* Dataset entries *
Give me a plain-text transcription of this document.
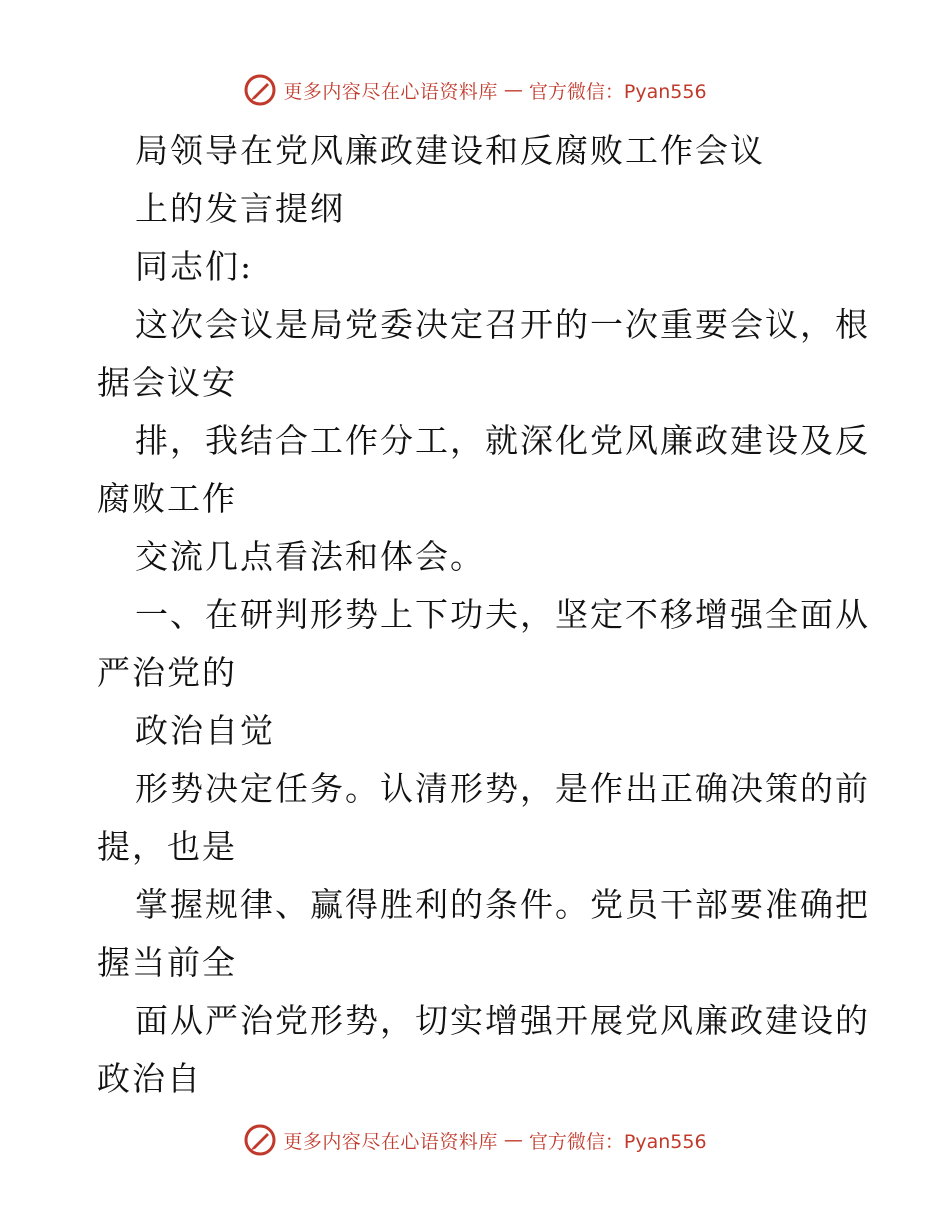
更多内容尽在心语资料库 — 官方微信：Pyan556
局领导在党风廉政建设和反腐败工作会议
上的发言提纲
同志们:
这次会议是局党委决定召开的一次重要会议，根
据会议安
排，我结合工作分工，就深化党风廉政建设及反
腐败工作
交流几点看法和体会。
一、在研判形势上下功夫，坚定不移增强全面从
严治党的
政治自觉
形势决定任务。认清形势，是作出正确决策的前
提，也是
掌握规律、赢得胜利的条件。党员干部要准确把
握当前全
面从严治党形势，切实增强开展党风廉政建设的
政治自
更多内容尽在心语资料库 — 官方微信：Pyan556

* The problem *
Leave out the pictures and give the listing above again exactly.

* Solved problem *
Give me a plain-text transcription of this document.
更多内容尽在心语资料库 — 官方微信：Pyan556
局领导在党风廉政建设和反腐败工作会议
上的发言提纲
同志们:
这次会议是局党委决定召开的一次重要会议，根
据会议安
排，我结合工作分工，就深化党风廉政建设及反
腐败工作
交流几点看法和体会。
一、在研判形势上下功夫，坚定不移增强全面从
严治党的
政治自觉
形势决定任务。认清形势，是作出正确决策的前
提，也是
掌握规律、赢得胜利的条件。党员干部要准确把
握当前全
面从严治党形势，切实增强开展党风廉政建设的
政治自
更多内容尽在心语资料库 — 官方微信：Pyan556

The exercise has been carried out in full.